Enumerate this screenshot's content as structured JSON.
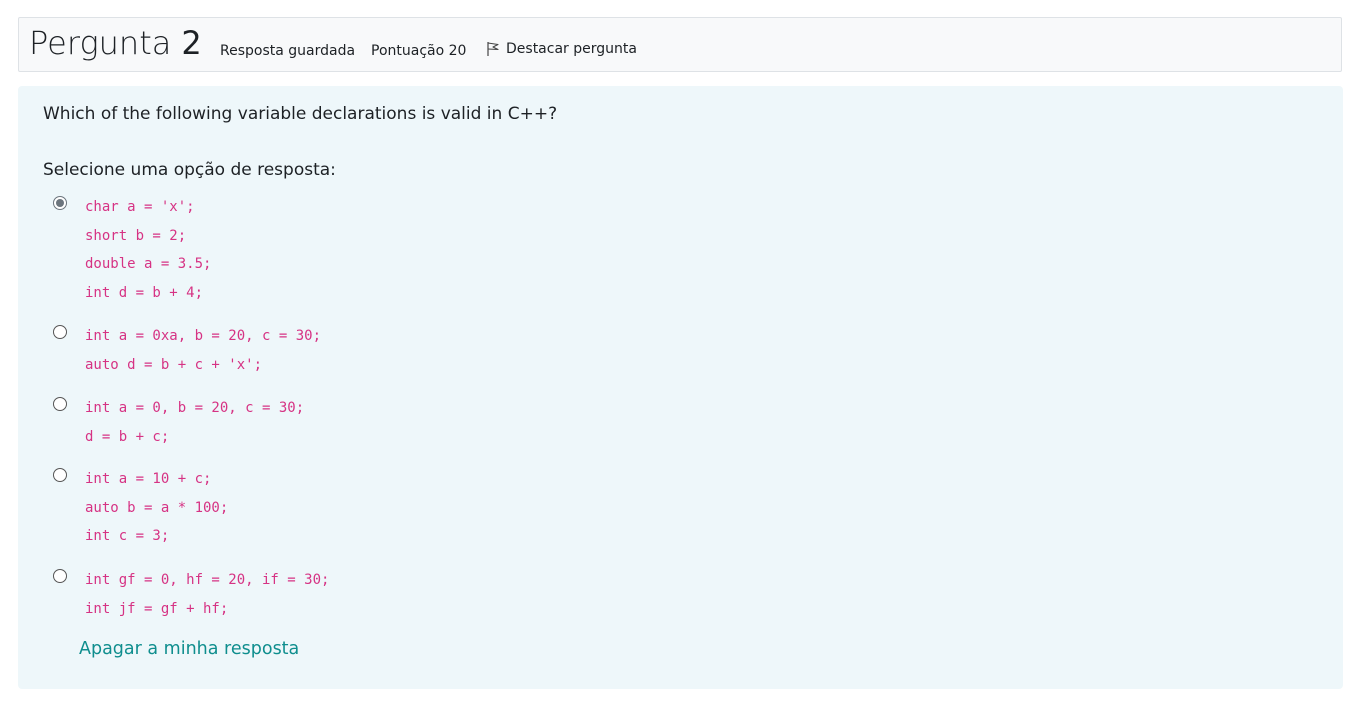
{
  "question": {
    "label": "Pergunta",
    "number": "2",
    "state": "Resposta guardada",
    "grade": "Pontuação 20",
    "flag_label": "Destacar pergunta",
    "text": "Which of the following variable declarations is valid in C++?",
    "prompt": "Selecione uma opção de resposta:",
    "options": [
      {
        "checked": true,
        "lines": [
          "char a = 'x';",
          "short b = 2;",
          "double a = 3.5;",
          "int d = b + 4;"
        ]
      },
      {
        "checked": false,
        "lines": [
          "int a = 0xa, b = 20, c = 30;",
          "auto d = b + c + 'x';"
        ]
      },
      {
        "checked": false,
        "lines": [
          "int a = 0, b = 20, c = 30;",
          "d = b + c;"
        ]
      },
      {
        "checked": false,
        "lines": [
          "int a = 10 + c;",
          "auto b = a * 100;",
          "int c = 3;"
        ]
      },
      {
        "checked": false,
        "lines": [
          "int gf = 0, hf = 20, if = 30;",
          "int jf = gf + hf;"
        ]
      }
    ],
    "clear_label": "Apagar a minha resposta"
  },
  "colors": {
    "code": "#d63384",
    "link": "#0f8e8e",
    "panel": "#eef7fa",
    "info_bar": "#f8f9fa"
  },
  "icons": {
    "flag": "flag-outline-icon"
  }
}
::::::::::
◆ **Set problem**
Repeat each entry precisely as it appears. Leave the pictures out.

◆ **Written reply**
Enumerate this screenshot's content as structured JSON.
{
  "question": {
    "label": "Pergunta",
    "number": "2",
    "state": "Resposta guardada",
    "grade": "Pontuação 20",
    "flag_label": "Destacar pergunta",
    "text": "Which of the following variable declarations is valid in C++?",
    "prompt": "Selecione uma opção de resposta:",
    "options": [
      {
        "checked": true,
        "lines": [
          "char a = 'x';",
          "short b = 2;",
          "double a = 3.5;",
          "int d = b + 4;"
        ]
      },
      {
        "checked": false,
        "lines": [
          "int a = 0xa, b = 20, c = 30;",
          "auto d = b + c + 'x';"
        ]
      },
      {
        "checked": false,
        "lines": [
          "int a = 0, b = 20, c = 30;",
          "d = b + c;"
        ]
      },
      {
        "checked": false,
        "lines": [
          "int a = 10 + c;",
          "auto b = a * 100;",
          "int c = 3;"
        ]
      },
      {
        "checked": false,
        "lines": [
          "int gf = 0, hf = 20, if = 30;",
          "int jf = gf + hf;"
        ]
      }
    ],
    "clear_label": "Apagar a minha resposta"
  },
  "colors": {
    "code": "#d63384",
    "link": "#0f8e8e",
    "panel": "#eef7fa",
    "info_bar": "#f8f9fa"
  },
  "icons": {
    "flag": "flag-outline-icon"
  }
}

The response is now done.